→ **What is being asked**
Report the number of lines in the entries below that include the word "корректировке", and nothing else.

[Collected data entries]
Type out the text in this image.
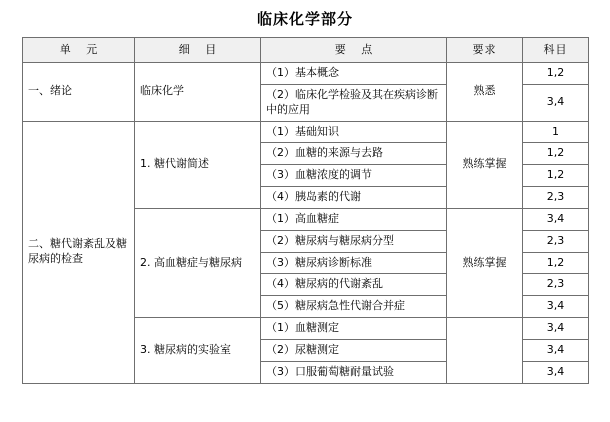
临床化学部分
单 元	细 目	要 点	要求	科目
一、绪论	临床化学	（1）基本概念	熟悉	1,2
		（2）临床化学检验及其在疾病诊断中的应用		3,4
二、糖代谢紊乱及糖尿病的检查	1. 糖代谢简述	（1）基础知识	熟练掌握	1
		（2）血糖的来源与去路		1,2
		（3）血糖浓度的调节		1,2
		（4）胰岛素的代谢		2,3
	2. 高血糖症与糖尿病	（1）高血糖症	熟练掌握	3,4
		（2）糖尿病与糖尿病分型		2,3
		（3）糖尿病诊断标准		1,2
		（4）糖尿病的代谢紊乱		2,3
		（5）糖尿病急性代谢合并症		3,4
	3. 糖尿病的实验室	（1）血糖测定		3,4
		（2）尿糖测定		3,4
		（3）口服葡萄糖耐量试验		3,4
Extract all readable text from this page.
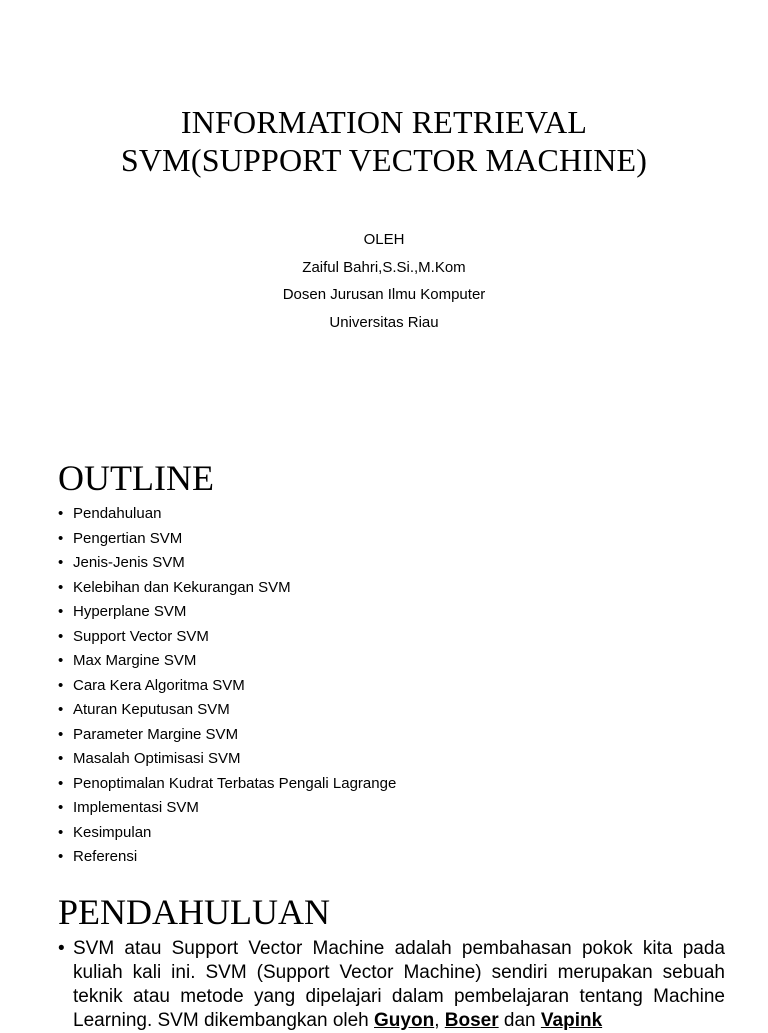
INFORMATION RETRIEVAL
SVM(SUPPORT VECTOR MACHINE)
OLEH
Zaiful Bahri,S.Si.,M.Kom
Dosen Jurusan Ilmu Komputer
Universitas Riau
OUTLINE
• Pendahuluan
• Pengertian SVM
• Jenis-Jenis SVM
• Kelebihan dan Kekurangan SVM
• Hyperplane SVM
• Support Vector SVM
• Max Margine SVM
• Cara Kera Algoritma SVM
• Aturan Keputusan SVM
• Parameter Margine SVM
• Masalah Optimisasi SVM
• Penoptimalan Kudrat Terbatas Pengali Lagrange
• Implementasi SVM
• Kesimpulan
• Referensi
PENDAHULUAN

• SVM atau Support Vector Machine adalah pembahasan pokok kita pada kuliah kali ini. SVM (Support Vector Machine) sendiri merupakan sebuah teknik atau metode yang dipelajari dalam pembelajaran tentang Machine Learning. SVM dikembangkan oleh Guyon, Boser dan Vapink
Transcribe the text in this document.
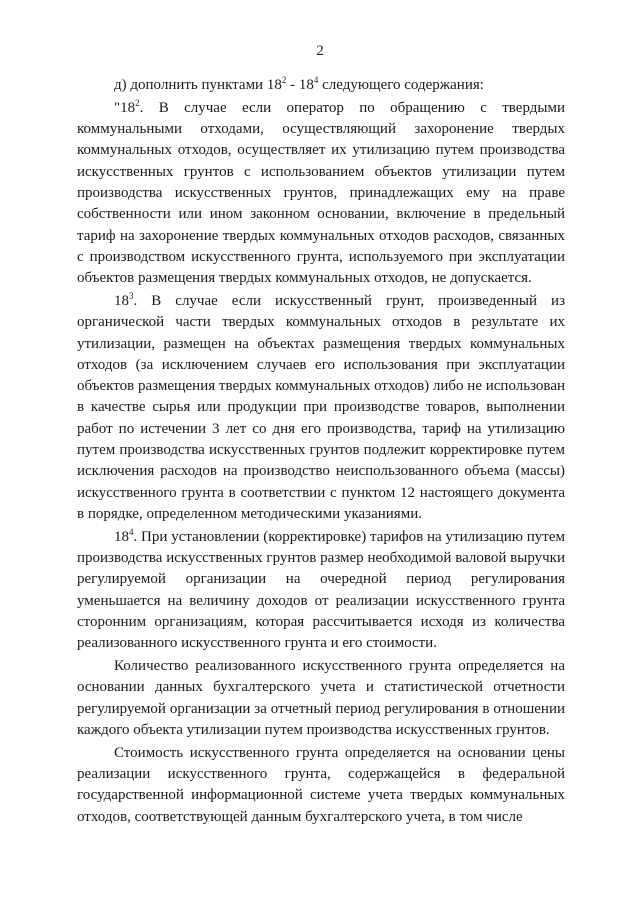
2

д) дополнить пунктами $18^2 - 18^4$ следующего содержания:

"$18^2$. В случае если оператор по обращению с твердыми коммунальными отходами, осуществляющий захоронение твердых коммунальных отходов, осуществляет их утилизацию путем производства искусственных грунтов с использованием объектов утилизации путем производства искусственных грунтов, принадлежащих ему на праве собственности или ином законном основании, включение в предельный тариф на захоронение твердых коммунальных отходов расходов, связанных с производством искусственного грунта, используемого при эксплуатации объектов размещения твердых коммунальных отходов, не допускается.

$18^3$. В случае если искусственный грунт, произведенный из органической части твердых коммунальных отходов в результате их утилизации, размещен на объектах размещения твердых коммунальных отходов (за исключением случаев его использования при эксплуатации объектов размещения твердых коммунальных отходов) либо не использован в качестве сырья или продукции при производстве товаров, выполнении работ по истечении 3 лет со дня его производства, тариф на утилизацию путем производства искусственных грунтов подлежит корректировке путем исключения расходов на производство неиспользованного объема (массы) искусственного грунта в соответствии с пунктом 12 настоящего документа в порядке, определенном методическими указаниями.

$18^4$. При установлении (корректировке) тарифов на утилизацию путем производства искусственных грунтов размер необходимой валовой выручки регулируемой организации на очередной период регулирования уменьшается на величину доходов от реализации искусственного грунта сторонним организациям, которая рассчитывается исходя из количества реализованного искусственного грунта и его стоимости.

Количество реализованного искусственного грунта определяется на основании данных бухгалтерского учета и статистической отчетности регулируемой организации за отчетный период регулирования в отношении каждого объекта утилизации путем производства искусственных грунтов.

Стоимость искусственного грунта определяется на основании цены реализации искусственного грунта, содержащейся в федеральной государственной информационной системе учета твердых коммунальных отходов, соответствующей данным бухгалтерского учета, в том числе
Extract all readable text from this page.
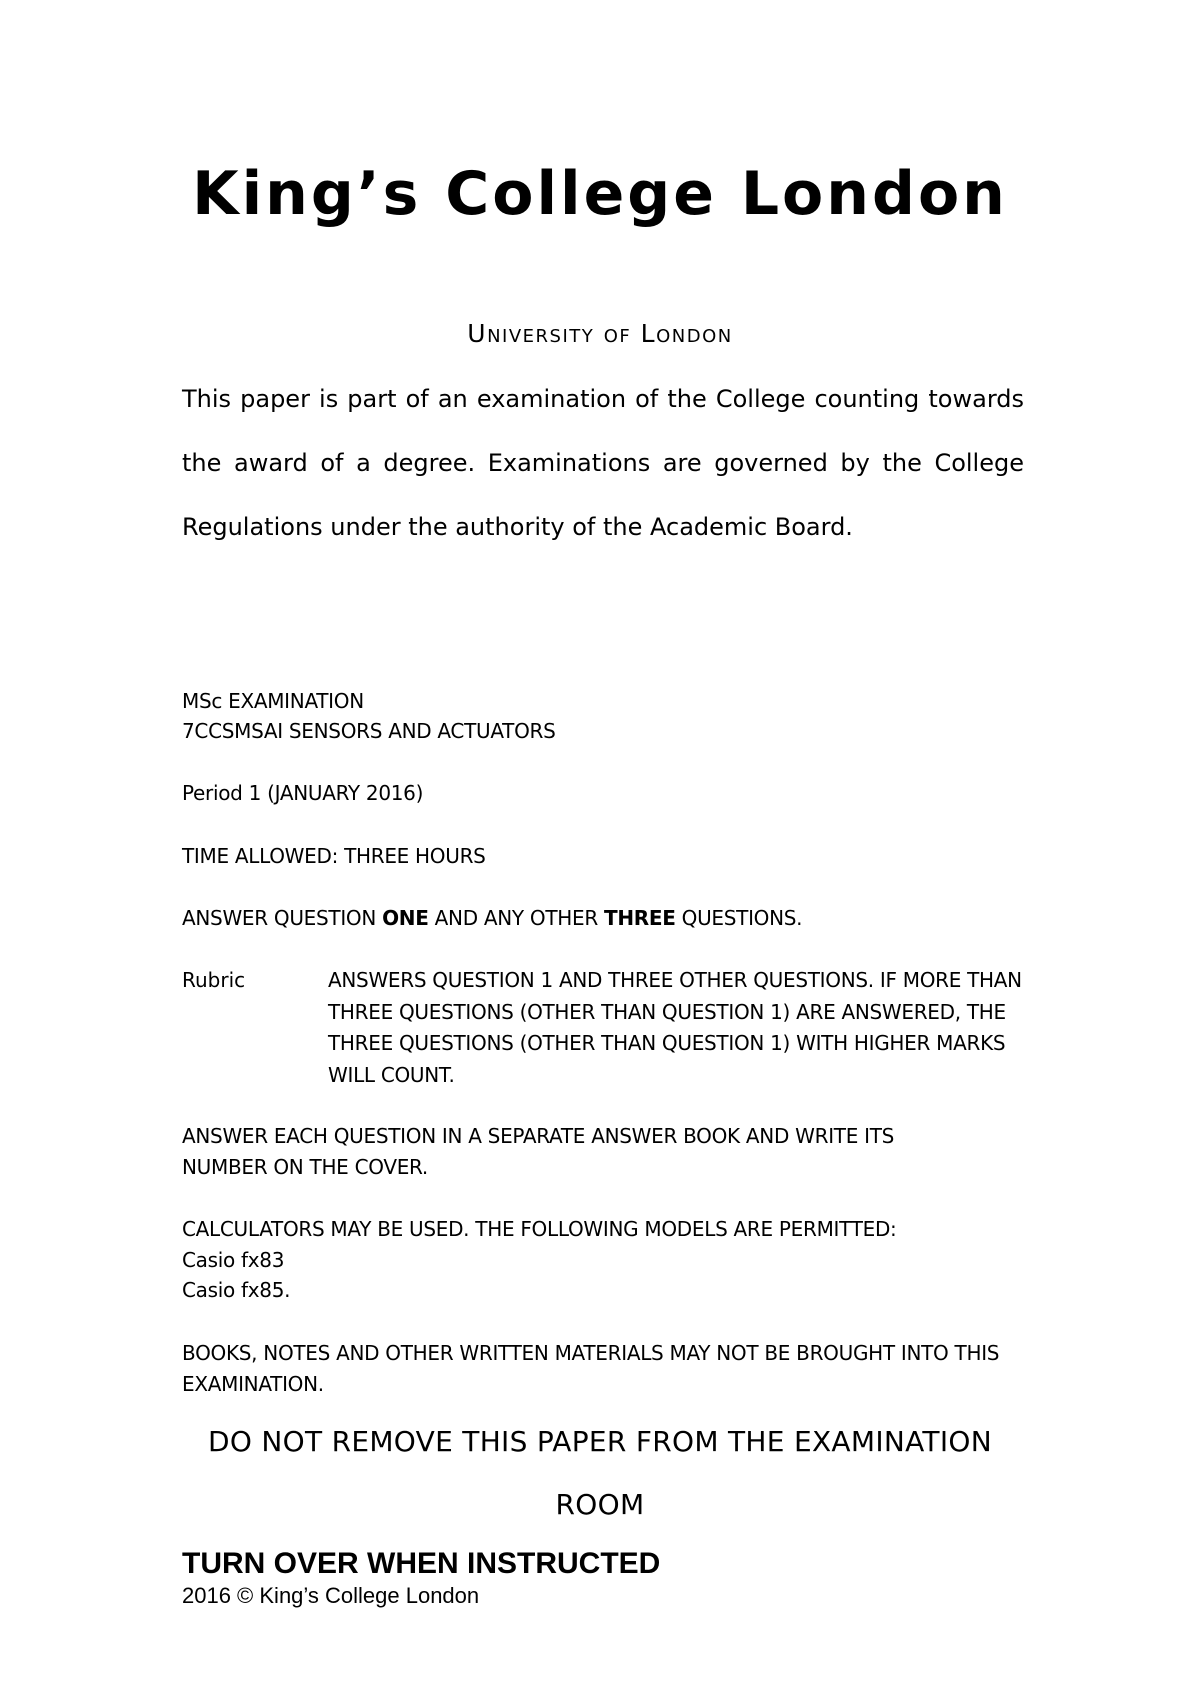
King’s College London
University of London
This paper is part of an examination of the College counting towards the award of a degree. Examinations are governed by the College Regulations under the authority of the Academic Board.
MSc EXAMINATION
7CCSMSAI SENSORS AND ACTUATORS
Period 1 (JANUARY 2016)
TIME ALLOWED: THREE HOURS
ANSWER QUESTION ONE AND ANY OTHER THREE QUESTIONS.
Rubric	ANSWERS QUESTION 1 AND THREE OTHER QUESTIONS. IF MORE THAN THREE QUESTIONS (OTHER THAN QUESTION 1) ARE ANSWERED, THE THREE QUESTIONS (OTHER THAN QUESTION 1) WITH HIGHER MARKS WILL COUNT.
ANSWER EACH QUESTION IN A SEPARATE ANSWER BOOK AND WRITE ITS NUMBER ON THE COVER.
CALCULATORS MAY BE USED. THE FOLLOWING MODELS ARE PERMITTED:
Casio fx83
Casio fx85.
BOOKS, NOTES AND OTHER WRITTEN MATERIALS MAY NOT BE BROUGHT INTO THIS EXAMINATION.
DO NOT REMOVE THIS PAPER FROM THE EXAMINATION
ROOM
TURN OVER WHEN INSTRUCTED
2016 © King’s College London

→ **Full answer**
2